- AIM: Return the complete listing that follows, with each line reproduced exactly.

Dataset excerpts:
__________________________________________________

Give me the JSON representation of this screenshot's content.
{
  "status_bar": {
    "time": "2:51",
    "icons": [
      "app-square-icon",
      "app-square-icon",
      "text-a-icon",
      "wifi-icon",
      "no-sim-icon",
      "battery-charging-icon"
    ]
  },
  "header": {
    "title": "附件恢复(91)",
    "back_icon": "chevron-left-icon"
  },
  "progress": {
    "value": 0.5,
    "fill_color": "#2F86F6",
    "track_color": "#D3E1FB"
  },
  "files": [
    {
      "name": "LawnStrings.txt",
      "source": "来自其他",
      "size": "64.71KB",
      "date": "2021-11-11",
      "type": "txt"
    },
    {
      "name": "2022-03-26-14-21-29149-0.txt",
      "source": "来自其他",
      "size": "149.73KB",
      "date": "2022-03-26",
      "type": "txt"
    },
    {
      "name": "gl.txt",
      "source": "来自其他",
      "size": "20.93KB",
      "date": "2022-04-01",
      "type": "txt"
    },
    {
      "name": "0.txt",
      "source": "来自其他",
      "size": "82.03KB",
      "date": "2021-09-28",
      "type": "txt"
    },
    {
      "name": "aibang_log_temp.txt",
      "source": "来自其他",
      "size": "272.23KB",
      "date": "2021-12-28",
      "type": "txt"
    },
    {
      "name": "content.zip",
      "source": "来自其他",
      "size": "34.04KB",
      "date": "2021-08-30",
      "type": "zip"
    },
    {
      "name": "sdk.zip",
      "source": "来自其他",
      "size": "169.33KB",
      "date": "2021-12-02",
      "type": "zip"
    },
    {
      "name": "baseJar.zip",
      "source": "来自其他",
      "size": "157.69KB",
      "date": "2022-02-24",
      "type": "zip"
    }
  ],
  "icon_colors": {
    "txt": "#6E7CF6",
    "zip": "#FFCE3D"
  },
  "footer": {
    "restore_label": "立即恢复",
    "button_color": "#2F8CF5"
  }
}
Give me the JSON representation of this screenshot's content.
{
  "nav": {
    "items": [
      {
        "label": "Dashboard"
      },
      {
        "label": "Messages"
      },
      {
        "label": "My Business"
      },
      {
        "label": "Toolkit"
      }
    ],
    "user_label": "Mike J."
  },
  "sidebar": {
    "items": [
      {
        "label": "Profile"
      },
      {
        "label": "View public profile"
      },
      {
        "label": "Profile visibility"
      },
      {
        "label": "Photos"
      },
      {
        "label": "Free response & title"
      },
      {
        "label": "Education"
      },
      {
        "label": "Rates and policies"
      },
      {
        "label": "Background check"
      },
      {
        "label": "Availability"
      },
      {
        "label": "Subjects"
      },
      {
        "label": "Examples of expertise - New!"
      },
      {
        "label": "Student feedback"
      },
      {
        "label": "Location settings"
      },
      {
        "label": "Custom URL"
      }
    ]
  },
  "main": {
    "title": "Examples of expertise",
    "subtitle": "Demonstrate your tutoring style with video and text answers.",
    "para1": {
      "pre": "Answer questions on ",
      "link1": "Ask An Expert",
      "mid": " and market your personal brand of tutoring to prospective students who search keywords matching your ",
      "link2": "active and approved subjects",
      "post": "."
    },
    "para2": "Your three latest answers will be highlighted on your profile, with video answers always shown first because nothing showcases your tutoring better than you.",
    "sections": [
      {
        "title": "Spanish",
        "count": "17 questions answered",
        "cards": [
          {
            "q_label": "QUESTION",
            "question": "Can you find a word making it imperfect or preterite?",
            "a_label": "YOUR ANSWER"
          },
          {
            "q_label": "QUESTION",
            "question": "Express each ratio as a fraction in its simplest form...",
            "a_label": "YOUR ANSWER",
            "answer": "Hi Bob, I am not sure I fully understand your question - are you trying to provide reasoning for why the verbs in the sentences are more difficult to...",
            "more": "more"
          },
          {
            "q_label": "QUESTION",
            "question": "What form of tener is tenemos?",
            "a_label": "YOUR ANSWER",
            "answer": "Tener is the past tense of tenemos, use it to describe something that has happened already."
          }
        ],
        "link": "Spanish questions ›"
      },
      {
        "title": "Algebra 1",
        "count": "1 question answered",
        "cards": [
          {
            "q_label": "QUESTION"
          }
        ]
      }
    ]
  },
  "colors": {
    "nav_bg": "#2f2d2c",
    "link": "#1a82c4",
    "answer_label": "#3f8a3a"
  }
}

__________________________________________________

- FINISHED ANSWER:
Give me the JSON representation of this screenshot's content.
{
  "status_bar": {
    "time": "2:51",
    "icons": [
      "app-square-icon",
      "app-square-icon",
      "text-a-icon",
      "wifi-icon",
      "no-sim-icon",
      "battery-charging-icon"
    ]
  },
  "header": {
    "title": "附件恢复(91)",
    "back_icon": "chevron-left-icon"
  },
  "progress": {
    "value": 0.5,
    "fill_color": "#2F86F6",
    "track_color": "#D3E1FB"
  },
  "files": [
    {
      "name": "LawnStrings.txt",
      "source": "来自其他",
      "size": "64.71KB",
      "date": "2021-11-11",
      "type": "txt"
    },
    {
      "name": "2022-03-26-14-21-29149-0.txt",
      "source": "来自其他",
      "size": "149.73KB",
      "date": "2022-03-26",
      "type": "txt"
    },
    {
      "name": "gl.txt",
      "source": "来自其他",
      "size": "20.93KB",
      "date": "2022-04-01",
      "type": "txt"
    },
    {
      "name": "0.txt",
      "source": "来自其他",
      "size": "82.03KB",
      "date": "2021-09-28",
      "type": "txt"
    },
    {
      "name": "aibang_log_temp.txt",
      "source": "来自其他",
      "size": "272.23KB",
      "date": "2021-12-28",
      "type": "txt"
    },
    {
      "name": "content.zip",
      "source": "来自其他",
      "size": "34.04KB",
      "date": "2021-08-30",
      "type": "zip"
    },
    {
      "name": "sdk.zip",
      "source": "来自其他",
      "size": "169.33KB",
      "date": "2021-12-02",
      "type": "zip"
    },
    {
      "name": "baseJar.zip",
      "source": "来自其他",
      "size": "157.69KB",
      "date": "2022-02-24",
      "type": "zip"
    }
  ],
  "icon_colors": {
    "txt": "#6E7CF6",
    "zip": "#FFCE3D"
  },
  "footer": {
    "restore_label": "立即恢复",
    "button_color": "#2F8CF5"
  }
}
Give me the JSON representation of this screenshot's content.
{
  "nav": {
    "items": [
      {
        "label": "Dashboard"
      },
      {
        "label": "Messages"
      },
      {
        "label": "My Business"
      },
      {
        "label": "Toolkit"
      }
    ],
    "user_label": "Mike J."
  },
  "sidebar": {
    "items": [
      {
        "label": "Profile"
      },
      {
        "label": "View public profile"
      },
      {
        "label": "Profile visibility"
      },
      {
        "label": "Photos"
      },
      {
        "label": "Free response & title"
      },
      {
        "label": "Education"
      },
      {
        "label": "Rates and policies"
      },
      {
        "label": "Background check"
      },
      {
        "label": "Availability"
      },
      {
        "label": "Subjects"
      },
      {
        "label": "Examples of expertise - New!"
      },
      {
        "label": "Student feedback"
      },
      {
        "label": "Location settings"
      },
      {
        "label": "Custom URL"
      }
    ]
  },
  "main": {
    "title": "Examples of expertise",
    "subtitle": "Demonstrate your tutoring style with video and text answers.",
    "para1": {
      "pre": "Answer questions on ",
      "link1": "Ask An Expert",
      "mid": " and market your personal brand of tutoring to prospective students who search keywords matching your ",
      "link2": "active and approved subjects",
      "post": "."
    },
    "para2": "Your three latest answers will be highlighted on your profile, with video answers always shown first because nothing showcases your tutoring better than you.",
    "sections": [
      {
        "title": "Spanish",
        "count": "17 questions answered",
        "cards": [
          {
            "q_label": "QUESTION",
            "question": "Can you find a word making it imperfect or preterite?",
            "a_label": "YOUR ANSWER"
          },
          {
            "q_label": "QUESTION",
            "question": "Express each ratio as a fraction in its simplest form...",
            "a_label": "YOUR ANSWER",
            "answer": "Hi Bob, I am not sure I fully understand your question - are you trying to provide reasoning for why the verbs in the sentences are more difficult to...",
            "more": "more"
          },
          {
            "q_label": "QUESTION",
            "question": "What form of tener is tenemos?",
            "a_label": "YOUR ANSWER",
            "answer": "Tener is the past tense of tenemos, use it to describe something that has happened already."
          }
        ],
        "link": "Spanish questions ›"
      },
      {
        "title": "Algebra 1",
        "count": "1 question answered",
        "cards": [
          {
            "q_label": "QUESTION"
          }
        ]
      }
    ]
  },
  "colors": {
    "nav_bg": "#2f2d2c",
    "link": "#1a82c4",
    "answer_label": "#3f8a3a"
  }
}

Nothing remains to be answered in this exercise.